[Begin RECORDED INFORMATION]

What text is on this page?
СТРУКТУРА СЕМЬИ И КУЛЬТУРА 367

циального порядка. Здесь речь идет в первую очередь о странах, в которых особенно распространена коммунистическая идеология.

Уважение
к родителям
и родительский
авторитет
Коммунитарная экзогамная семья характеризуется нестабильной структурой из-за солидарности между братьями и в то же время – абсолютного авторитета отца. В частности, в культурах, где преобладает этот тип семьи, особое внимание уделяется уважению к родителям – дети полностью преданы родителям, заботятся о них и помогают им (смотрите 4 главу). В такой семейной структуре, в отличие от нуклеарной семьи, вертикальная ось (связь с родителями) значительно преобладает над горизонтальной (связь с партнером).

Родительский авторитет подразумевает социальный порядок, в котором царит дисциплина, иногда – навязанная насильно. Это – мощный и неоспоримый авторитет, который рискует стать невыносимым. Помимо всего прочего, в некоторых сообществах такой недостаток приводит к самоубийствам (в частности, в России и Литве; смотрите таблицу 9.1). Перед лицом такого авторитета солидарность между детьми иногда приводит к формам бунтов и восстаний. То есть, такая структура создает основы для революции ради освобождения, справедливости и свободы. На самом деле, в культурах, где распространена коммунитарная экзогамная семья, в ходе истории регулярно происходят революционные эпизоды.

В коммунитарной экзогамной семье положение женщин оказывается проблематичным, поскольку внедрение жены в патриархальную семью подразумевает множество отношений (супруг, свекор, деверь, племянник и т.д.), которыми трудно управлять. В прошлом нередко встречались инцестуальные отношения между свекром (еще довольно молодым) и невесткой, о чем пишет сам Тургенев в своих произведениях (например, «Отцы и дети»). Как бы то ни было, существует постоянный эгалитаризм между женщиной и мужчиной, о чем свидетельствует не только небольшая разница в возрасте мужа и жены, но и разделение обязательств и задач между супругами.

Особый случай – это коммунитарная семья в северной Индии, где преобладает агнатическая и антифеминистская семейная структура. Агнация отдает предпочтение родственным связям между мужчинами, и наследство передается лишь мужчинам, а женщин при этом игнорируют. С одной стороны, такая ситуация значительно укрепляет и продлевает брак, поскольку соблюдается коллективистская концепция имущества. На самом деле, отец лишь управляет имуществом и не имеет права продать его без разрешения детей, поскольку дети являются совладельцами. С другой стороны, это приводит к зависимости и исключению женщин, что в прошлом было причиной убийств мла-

[End RECORDED INFORMATION]

▸ STATED EXERCISE: Each record must be returned exactly as it is written.

▸ SOLUTION:
What text is on this page?
СТРУКТУРА СЕМЬИ И КУЛЬТУРА 367

циального порядка. Здесь речь идет в первую очередь о странах, в которых особенно распространена коммунистическая идеология.

Уважение
к родителям
и родительский
авторитет
Коммунитарная экзогамная семья характеризуется нестабильной структурой из-за солидарности между братьями и в то же время – абсолютного авторитета отца. В частности, в культурах, где преобладает этот тип семьи, особое внимание уделяется уважению к родителям – дети полностью преданы родителям, заботятся о них и помогают им (смотрите 4 главу). В такой семейной структуре, в отличие от нуклеарной семьи, вертикальная ось (связь с родителями) значительно преобладает над горизонтальной (связь с партнером).

Родительский авторитет подразумевает социальный порядок, в котором царит дисциплина, иногда – навязанная насильно. Это – мощный и неоспоримый авторитет, который рискует стать невыносимым. Помимо всего прочего, в некоторых сообществах такой недостаток приводит к самоубийствам (в частности, в России и Литве; смотрите таблицу 9.1). Перед лицом такого авторитета солидарность между детьми иногда приводит к формам бунтов и восстаний. То есть, такая структура создает основы для революции ради освобождения, справедливости и свободы. На самом деле, в культурах, где распространена коммунитарная экзогамная семья, в ходе истории регулярно происходят революционные эпизоды.

В коммунитарной экзогамной семье положение женщин оказывается проблематичным, поскольку внедрение жены в патриархальную семью подразумевает множество отношений (супруг, свекор, деверь, племянник и т.д.), которыми трудно управлять. В прошлом нередко встречались инцестуальные отношения между свекром (еще довольно молодым) и невесткой, о чем пишет сам Тургенев в своих произведениях (например, «Отцы и дети»). Как бы то ни было, существует постоянный эгалитаризм между женщиной и мужчиной, о чем свидетельствует не только небольшая разница в возрасте мужа и жены, но и разделение обязательств и задач между супругами.

Особый случай – это коммунитарная семья в северной Индии, где преобладает агнатическая и антифеминистская семейная структура. Агнация отдает предпочтение родственным связям между мужчинами, и наследство передается лишь мужчинам, а женщин при этом игнорируют. С одной стороны, такая ситуация значительно укрепляет и продлевает брак, поскольку соблюдается коллективистская концепция имущества. На самом деле, отец лишь управляет имуществом и не имеет права продать его без разрешения детей, поскольку дети являются совладельцами. С другой стороны, это приводит к зависимости и исключению женщин, что в прошлом было причиной убийств мла-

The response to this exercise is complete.